:: Aim ::
Count every line where "name" occurs. Give the total alone.

:: Material for this task ::

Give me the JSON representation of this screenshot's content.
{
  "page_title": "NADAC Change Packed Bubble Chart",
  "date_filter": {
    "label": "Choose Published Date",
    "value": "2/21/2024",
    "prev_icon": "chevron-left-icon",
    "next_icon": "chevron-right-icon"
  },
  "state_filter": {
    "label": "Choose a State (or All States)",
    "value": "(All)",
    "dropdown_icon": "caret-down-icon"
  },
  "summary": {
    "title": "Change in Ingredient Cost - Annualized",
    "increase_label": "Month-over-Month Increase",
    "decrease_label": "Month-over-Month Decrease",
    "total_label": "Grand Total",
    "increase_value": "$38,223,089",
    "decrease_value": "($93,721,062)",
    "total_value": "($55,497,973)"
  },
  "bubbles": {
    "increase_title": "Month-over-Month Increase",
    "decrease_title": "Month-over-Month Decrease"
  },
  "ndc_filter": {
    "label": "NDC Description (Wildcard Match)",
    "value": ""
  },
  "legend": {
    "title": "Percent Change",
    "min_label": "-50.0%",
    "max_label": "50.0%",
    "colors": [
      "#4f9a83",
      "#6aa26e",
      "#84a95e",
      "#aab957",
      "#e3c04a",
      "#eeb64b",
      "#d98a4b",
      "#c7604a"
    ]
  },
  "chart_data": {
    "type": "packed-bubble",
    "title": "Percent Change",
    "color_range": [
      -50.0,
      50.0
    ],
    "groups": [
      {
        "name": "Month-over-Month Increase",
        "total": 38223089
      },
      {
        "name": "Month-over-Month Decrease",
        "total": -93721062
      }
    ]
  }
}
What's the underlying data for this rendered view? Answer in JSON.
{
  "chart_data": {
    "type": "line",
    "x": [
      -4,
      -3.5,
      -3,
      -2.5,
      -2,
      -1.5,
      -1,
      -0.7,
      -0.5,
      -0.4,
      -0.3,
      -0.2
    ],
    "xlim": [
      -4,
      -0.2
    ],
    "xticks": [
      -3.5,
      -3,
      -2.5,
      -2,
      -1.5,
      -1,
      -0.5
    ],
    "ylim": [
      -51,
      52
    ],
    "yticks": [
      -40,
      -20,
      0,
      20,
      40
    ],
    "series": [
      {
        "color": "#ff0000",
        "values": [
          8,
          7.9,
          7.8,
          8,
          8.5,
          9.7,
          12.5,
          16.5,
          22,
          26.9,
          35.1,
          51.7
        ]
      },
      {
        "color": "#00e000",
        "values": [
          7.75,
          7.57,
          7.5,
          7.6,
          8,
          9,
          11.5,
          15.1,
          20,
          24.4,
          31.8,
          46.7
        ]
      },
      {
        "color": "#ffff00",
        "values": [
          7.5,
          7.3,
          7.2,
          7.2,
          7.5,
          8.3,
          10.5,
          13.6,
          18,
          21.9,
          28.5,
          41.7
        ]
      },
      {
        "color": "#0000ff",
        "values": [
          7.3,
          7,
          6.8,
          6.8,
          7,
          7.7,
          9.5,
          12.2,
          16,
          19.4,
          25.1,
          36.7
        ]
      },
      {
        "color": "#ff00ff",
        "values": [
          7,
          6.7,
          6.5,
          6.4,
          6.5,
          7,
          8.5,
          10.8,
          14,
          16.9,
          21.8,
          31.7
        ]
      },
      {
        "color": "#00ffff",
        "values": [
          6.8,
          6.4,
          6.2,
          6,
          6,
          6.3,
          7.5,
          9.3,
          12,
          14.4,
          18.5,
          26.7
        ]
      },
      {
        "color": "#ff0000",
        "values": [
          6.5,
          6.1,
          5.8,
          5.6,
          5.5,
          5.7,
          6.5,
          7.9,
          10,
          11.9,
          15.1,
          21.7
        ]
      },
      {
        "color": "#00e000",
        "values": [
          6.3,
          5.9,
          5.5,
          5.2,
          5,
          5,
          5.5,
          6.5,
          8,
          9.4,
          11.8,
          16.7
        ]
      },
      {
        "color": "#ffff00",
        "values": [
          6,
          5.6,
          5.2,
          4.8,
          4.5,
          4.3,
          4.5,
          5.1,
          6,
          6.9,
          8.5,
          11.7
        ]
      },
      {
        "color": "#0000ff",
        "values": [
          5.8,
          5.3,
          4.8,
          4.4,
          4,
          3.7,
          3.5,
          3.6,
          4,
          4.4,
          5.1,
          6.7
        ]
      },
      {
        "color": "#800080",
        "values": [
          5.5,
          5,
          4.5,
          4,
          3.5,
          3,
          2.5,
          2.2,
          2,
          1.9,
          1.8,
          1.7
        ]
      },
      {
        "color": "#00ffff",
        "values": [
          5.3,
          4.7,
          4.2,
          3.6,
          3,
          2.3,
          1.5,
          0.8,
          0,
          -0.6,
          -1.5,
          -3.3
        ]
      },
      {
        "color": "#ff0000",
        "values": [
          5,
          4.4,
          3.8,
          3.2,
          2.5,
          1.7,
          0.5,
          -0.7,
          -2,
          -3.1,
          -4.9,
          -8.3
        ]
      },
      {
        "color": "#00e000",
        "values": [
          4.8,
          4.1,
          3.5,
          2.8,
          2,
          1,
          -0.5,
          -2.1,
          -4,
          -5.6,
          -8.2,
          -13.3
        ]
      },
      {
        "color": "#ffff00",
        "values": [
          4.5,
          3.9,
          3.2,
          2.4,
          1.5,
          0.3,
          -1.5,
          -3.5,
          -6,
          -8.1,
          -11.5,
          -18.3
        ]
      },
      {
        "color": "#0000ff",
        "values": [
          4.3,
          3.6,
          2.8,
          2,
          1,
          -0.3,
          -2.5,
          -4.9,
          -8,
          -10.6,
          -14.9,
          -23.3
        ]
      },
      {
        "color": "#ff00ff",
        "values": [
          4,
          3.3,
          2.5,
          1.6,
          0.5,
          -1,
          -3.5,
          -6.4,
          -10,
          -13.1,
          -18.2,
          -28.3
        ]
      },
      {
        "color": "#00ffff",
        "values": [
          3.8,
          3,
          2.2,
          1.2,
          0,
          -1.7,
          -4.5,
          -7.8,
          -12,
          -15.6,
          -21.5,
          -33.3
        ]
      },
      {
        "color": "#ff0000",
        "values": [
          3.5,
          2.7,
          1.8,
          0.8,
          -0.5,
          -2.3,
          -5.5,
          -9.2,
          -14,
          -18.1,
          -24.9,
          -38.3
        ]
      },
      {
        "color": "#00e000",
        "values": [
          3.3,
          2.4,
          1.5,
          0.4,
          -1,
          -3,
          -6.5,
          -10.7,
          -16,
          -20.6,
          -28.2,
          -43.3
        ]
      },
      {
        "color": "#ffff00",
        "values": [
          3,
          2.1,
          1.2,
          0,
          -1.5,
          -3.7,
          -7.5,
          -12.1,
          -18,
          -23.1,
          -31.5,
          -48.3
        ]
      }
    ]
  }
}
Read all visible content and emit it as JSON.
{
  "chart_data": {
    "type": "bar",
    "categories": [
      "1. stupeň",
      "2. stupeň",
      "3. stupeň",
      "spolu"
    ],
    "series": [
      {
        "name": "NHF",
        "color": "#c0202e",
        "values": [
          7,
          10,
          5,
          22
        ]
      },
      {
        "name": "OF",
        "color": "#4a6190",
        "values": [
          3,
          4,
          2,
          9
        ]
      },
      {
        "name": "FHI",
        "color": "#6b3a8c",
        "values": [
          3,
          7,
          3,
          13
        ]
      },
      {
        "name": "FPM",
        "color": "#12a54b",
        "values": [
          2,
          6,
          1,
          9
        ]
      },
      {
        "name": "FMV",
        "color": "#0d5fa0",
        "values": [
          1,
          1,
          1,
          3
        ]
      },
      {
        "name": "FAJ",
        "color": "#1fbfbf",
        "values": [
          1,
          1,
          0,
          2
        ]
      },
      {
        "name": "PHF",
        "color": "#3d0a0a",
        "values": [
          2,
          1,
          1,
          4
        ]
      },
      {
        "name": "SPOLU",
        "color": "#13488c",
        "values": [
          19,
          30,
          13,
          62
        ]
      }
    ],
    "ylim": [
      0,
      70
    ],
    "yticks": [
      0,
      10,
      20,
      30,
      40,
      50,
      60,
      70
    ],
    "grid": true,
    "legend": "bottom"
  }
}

:: Result ::
10